-------- Material provided

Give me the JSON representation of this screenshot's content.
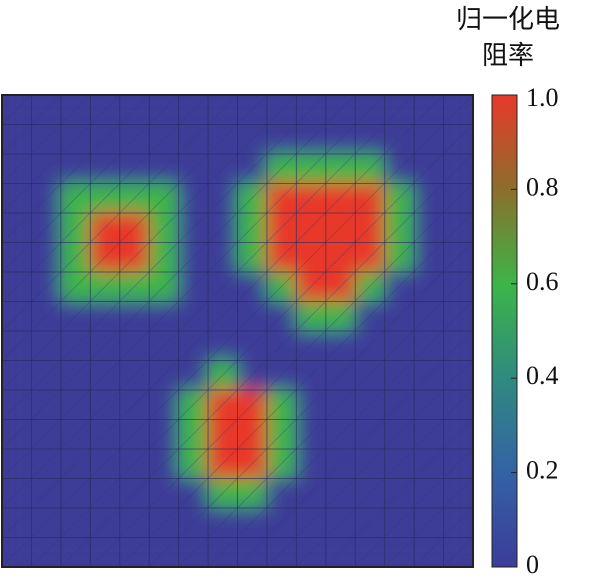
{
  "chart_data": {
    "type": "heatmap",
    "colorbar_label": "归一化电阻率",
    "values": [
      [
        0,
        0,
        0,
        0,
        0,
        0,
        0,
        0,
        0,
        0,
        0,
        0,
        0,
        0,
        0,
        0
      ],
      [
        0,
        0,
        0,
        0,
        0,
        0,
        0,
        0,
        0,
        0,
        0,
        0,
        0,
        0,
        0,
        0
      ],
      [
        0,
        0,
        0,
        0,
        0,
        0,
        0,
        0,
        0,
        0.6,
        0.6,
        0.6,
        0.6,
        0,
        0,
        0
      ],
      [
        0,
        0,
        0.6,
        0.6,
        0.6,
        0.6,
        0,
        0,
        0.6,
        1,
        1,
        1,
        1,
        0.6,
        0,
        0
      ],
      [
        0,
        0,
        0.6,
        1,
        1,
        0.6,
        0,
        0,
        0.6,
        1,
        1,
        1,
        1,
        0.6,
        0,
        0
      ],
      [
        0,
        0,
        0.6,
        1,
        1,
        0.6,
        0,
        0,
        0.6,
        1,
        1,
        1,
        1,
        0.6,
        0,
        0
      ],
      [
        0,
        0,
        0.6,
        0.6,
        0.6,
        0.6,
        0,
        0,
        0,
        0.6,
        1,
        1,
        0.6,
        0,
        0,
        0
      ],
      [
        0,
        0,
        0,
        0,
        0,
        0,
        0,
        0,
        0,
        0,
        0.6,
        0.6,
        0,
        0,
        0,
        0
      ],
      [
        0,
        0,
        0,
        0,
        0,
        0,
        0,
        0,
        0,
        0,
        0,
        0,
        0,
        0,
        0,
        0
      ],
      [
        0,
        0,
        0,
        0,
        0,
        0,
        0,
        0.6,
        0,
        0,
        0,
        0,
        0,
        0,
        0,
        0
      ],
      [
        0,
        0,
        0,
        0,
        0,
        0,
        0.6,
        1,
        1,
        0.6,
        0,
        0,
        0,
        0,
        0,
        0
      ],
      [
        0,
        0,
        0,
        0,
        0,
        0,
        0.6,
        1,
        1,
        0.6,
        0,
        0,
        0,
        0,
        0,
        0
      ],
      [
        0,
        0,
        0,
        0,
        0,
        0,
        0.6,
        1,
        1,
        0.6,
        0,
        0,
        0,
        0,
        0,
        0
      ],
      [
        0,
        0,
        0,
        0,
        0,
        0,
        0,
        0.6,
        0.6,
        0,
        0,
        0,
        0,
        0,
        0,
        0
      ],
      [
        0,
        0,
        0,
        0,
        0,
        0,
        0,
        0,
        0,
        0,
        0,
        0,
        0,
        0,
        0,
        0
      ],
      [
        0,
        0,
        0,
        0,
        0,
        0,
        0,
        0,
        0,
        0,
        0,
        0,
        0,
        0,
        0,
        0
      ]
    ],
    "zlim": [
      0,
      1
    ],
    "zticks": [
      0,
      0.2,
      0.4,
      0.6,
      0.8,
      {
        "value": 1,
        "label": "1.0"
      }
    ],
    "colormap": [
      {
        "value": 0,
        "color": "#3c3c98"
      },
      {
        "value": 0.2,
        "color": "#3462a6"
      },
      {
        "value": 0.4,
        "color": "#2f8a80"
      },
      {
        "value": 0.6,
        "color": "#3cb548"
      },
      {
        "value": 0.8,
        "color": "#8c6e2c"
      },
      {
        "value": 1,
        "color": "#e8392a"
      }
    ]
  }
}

----------------
-------- Material provided

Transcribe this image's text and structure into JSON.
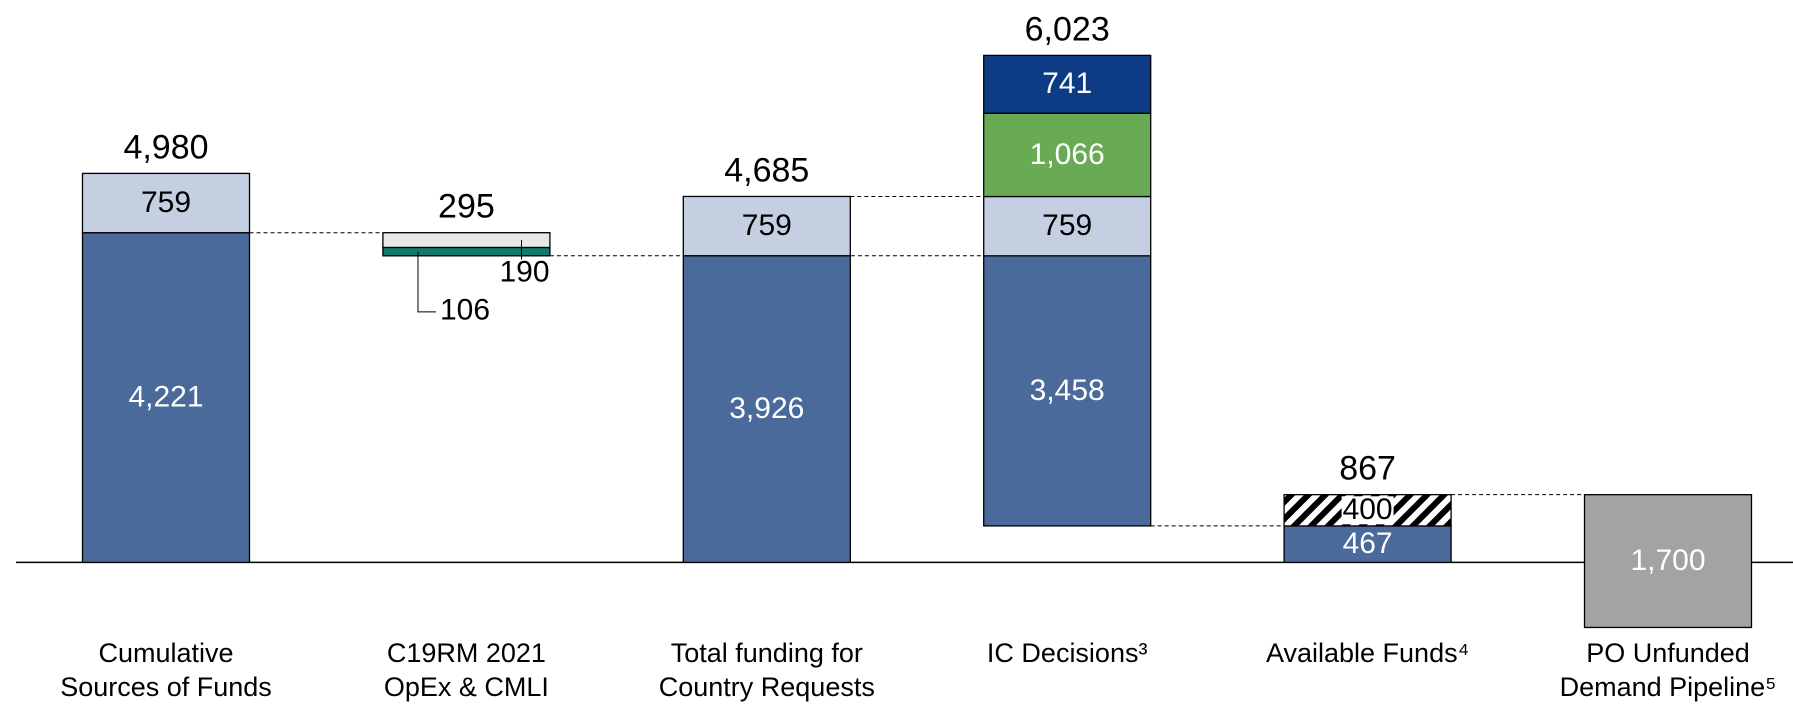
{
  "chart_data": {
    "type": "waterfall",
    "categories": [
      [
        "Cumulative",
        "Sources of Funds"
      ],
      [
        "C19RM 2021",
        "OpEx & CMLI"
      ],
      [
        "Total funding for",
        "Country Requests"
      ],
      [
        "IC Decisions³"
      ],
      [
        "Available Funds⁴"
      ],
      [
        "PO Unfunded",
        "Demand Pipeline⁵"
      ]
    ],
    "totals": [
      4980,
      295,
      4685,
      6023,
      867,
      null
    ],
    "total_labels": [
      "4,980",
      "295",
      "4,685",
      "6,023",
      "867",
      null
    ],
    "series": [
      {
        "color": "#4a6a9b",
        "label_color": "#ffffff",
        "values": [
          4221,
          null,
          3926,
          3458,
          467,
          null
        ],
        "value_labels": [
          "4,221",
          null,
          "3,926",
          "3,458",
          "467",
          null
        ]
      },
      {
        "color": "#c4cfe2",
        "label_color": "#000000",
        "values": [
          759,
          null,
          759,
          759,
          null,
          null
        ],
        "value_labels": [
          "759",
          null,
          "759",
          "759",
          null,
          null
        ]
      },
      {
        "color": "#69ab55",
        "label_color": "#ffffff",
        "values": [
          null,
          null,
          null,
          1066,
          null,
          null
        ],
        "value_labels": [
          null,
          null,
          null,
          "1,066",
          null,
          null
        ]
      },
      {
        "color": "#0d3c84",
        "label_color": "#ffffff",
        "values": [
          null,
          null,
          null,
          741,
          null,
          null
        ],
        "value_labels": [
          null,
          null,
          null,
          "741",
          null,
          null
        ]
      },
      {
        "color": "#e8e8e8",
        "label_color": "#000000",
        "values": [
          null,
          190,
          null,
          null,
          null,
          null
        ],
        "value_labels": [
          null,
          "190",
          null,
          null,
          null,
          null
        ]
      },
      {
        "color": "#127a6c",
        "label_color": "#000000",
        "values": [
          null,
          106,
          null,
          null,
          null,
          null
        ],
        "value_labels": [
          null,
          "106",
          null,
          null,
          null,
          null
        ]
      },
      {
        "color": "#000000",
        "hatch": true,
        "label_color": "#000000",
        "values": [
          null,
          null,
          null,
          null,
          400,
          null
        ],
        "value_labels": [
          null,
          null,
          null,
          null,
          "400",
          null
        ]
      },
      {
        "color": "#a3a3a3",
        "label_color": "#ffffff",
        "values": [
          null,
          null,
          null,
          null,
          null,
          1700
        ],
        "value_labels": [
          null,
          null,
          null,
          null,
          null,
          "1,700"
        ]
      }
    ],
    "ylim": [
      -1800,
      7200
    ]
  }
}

----------------

__To do__
Show every line above in which the word "this" occurs.

__Task answer__
Give me the JSON representation of this screenshot's content.
Transcribe this image's text and structure into JSON.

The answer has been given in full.